#### Work to be completed
Give the number of lines in this listing that contain the word "testicule", and nothing else.

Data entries
-- Begin --

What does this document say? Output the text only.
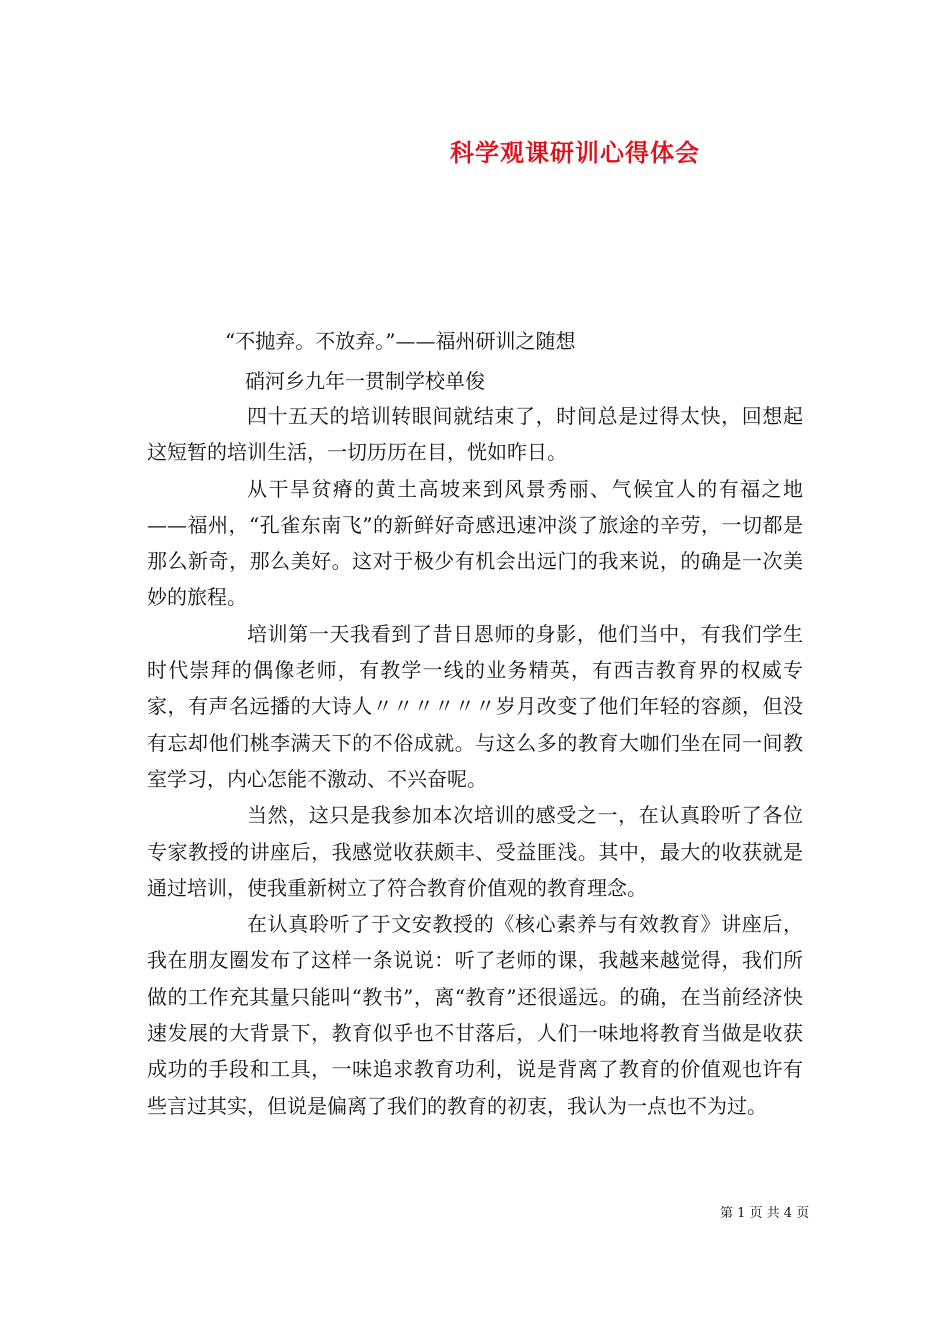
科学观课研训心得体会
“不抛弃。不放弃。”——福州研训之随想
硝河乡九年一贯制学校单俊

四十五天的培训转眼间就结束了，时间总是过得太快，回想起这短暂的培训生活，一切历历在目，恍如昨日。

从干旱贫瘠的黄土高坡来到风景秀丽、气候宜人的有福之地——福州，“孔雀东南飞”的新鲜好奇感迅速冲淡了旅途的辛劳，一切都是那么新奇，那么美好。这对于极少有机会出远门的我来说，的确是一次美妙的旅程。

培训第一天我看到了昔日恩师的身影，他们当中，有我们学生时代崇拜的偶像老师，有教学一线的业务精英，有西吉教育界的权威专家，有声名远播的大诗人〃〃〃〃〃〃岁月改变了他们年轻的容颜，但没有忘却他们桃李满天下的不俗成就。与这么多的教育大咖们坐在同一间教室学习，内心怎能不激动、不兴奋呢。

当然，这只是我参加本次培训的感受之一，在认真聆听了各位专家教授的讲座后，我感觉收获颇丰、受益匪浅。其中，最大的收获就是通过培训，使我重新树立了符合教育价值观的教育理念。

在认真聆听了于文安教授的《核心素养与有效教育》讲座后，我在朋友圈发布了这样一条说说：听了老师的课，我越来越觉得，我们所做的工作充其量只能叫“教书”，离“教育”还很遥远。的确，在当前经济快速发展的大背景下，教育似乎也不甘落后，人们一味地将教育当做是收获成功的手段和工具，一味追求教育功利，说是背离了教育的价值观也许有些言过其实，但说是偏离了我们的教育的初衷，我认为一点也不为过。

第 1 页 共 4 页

-- End --
-- Begin --

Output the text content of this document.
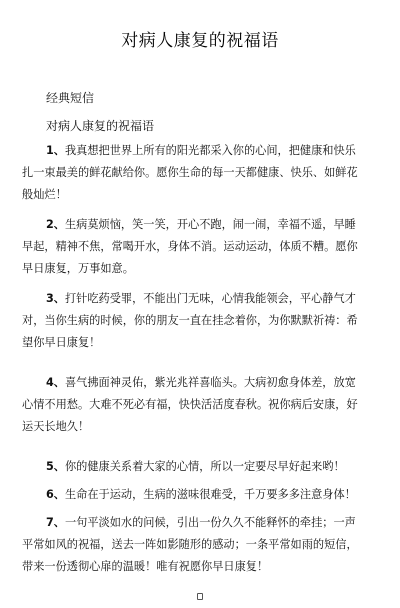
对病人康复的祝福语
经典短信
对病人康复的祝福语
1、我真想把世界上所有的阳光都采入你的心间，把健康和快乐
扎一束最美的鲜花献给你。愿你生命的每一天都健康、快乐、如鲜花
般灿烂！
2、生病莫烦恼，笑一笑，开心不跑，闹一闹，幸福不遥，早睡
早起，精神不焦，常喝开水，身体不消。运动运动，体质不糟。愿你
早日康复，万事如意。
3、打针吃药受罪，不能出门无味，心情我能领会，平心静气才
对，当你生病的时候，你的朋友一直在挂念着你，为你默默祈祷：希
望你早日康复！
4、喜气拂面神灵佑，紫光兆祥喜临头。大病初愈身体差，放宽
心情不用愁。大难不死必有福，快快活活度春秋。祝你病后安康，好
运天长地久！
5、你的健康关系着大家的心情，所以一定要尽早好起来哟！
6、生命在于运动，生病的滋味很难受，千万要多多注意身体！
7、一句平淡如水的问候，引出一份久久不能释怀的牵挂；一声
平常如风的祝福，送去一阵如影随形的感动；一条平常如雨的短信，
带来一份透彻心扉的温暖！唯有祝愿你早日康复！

-- End --
-- Begin --

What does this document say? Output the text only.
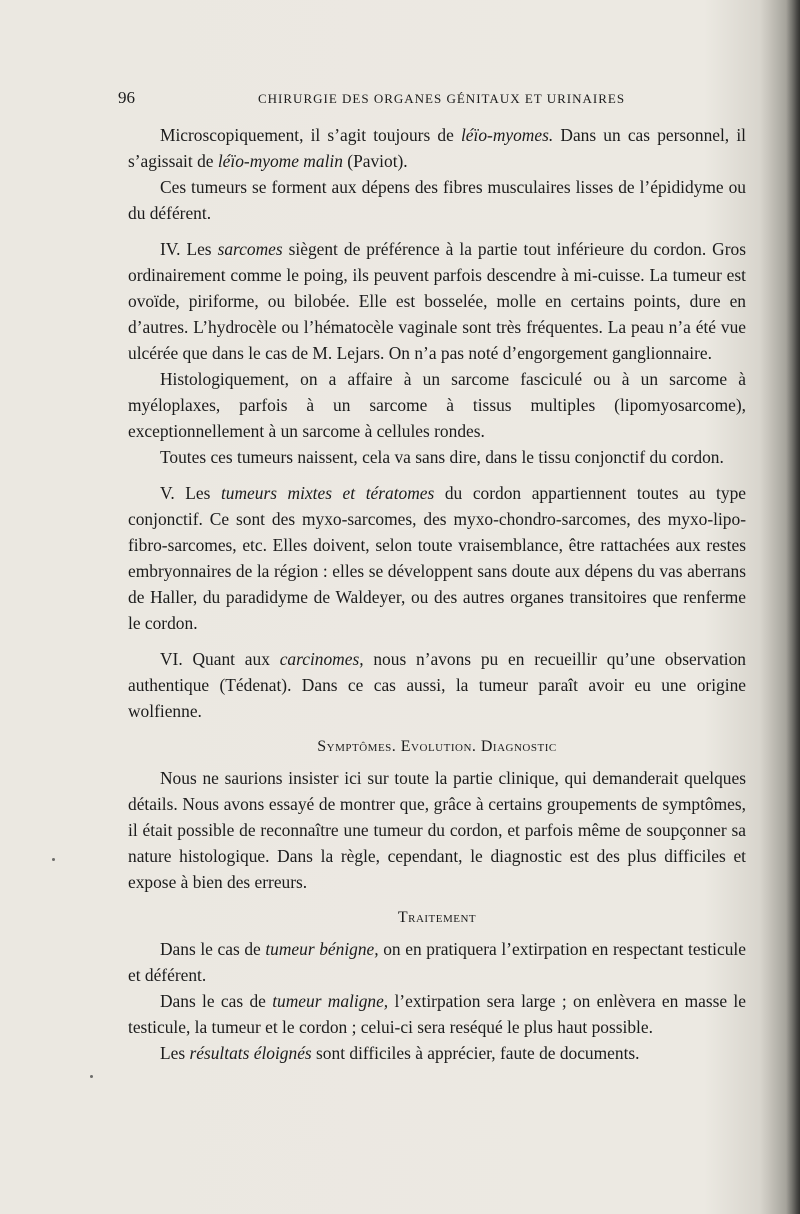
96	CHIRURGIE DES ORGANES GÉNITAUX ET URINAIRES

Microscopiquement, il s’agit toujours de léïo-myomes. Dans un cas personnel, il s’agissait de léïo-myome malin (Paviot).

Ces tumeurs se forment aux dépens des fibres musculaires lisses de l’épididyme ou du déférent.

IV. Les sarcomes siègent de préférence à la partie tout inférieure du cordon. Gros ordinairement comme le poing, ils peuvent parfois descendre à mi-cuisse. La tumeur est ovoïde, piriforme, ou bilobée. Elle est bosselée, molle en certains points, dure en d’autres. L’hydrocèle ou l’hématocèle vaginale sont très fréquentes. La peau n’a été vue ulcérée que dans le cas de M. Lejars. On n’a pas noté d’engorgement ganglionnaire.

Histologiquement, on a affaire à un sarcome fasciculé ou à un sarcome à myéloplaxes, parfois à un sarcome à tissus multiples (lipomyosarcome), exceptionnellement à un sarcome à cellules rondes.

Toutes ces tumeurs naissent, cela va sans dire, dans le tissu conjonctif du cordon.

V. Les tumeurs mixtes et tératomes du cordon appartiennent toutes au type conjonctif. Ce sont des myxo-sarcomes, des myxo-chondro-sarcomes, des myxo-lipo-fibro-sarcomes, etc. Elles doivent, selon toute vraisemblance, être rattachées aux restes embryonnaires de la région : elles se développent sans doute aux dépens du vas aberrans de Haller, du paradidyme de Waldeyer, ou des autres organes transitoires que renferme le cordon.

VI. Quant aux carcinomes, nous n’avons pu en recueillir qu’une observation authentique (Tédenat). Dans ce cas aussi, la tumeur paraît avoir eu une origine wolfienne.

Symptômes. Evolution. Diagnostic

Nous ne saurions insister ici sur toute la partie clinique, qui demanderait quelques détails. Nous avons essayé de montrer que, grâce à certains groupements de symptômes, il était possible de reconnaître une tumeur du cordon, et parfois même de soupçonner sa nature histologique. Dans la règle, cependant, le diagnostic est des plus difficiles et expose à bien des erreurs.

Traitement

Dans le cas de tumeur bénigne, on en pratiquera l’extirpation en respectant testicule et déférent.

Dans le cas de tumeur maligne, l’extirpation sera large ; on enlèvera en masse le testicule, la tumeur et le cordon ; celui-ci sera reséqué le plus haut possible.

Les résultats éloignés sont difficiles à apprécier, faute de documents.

-- End --

#### Output for this exercise
2